Given request: How many lines in these records hold the string "城市品酒文化推广项目"? State only that number.

Input material:
□ □ □ □ □ □ □
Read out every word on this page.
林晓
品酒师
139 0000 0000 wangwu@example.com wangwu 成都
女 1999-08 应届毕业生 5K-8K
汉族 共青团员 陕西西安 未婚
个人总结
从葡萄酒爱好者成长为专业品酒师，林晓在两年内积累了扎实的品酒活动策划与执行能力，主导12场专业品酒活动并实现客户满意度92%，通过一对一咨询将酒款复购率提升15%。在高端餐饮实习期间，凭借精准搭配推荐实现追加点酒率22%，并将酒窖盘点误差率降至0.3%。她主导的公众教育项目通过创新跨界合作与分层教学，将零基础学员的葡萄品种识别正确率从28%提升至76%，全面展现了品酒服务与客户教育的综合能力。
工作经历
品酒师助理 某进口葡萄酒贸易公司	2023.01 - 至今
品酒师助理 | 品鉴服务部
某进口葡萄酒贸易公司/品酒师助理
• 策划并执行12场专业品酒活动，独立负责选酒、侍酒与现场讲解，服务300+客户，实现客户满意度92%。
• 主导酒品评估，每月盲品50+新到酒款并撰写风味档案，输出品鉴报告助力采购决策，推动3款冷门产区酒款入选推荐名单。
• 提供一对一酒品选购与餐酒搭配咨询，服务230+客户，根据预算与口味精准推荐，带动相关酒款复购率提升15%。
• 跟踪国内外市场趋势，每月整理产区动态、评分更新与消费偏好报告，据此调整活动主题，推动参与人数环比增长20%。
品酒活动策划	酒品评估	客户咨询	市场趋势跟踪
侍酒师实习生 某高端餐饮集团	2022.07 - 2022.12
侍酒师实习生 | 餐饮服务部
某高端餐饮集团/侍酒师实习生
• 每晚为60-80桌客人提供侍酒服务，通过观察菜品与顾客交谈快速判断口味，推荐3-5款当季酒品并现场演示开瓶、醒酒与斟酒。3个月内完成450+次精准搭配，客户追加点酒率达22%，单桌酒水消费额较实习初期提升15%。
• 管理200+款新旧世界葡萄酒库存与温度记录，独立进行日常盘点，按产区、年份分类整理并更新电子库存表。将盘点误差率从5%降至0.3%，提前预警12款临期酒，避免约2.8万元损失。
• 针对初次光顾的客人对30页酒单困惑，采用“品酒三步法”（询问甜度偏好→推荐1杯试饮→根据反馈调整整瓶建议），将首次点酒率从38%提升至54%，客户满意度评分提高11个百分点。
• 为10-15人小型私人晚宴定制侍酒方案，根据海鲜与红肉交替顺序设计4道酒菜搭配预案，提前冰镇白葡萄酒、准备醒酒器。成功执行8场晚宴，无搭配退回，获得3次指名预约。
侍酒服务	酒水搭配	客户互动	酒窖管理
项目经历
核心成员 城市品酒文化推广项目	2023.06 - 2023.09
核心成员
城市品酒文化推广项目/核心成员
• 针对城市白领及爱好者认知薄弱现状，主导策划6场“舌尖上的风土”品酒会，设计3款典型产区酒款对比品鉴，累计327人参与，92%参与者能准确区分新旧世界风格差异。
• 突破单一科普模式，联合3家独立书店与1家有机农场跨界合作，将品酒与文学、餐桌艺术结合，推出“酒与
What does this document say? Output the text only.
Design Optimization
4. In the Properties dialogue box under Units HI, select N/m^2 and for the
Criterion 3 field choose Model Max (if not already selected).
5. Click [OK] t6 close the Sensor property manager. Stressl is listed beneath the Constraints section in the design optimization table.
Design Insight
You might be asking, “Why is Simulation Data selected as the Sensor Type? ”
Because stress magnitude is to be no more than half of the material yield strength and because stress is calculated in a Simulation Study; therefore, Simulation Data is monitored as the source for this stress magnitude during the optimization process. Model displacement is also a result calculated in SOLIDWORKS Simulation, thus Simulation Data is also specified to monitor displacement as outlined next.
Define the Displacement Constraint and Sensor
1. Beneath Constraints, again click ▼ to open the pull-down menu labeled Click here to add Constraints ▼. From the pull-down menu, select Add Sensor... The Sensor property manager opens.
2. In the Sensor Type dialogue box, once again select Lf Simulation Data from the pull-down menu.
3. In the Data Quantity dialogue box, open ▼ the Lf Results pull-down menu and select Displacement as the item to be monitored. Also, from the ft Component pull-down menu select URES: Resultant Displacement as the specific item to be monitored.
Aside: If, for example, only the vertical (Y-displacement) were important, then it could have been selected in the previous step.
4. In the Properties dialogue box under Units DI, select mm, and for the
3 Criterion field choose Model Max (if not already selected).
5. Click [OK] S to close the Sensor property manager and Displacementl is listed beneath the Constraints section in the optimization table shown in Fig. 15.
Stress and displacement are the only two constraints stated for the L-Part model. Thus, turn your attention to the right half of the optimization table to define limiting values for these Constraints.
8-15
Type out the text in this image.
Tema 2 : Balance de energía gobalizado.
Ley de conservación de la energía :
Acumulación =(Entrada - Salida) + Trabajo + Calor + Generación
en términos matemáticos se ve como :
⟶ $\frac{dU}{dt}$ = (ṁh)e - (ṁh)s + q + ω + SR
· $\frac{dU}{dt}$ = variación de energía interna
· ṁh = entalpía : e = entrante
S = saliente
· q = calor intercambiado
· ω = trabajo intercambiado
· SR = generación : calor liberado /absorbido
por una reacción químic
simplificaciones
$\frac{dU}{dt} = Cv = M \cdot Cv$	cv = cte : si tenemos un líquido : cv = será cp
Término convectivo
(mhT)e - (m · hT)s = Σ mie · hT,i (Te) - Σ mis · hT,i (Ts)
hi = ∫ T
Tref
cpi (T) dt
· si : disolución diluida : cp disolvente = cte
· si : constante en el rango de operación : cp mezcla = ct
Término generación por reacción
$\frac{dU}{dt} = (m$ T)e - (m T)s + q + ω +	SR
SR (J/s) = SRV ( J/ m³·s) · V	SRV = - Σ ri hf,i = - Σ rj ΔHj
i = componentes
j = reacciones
□ □ □ □ □ □ □
The result: 2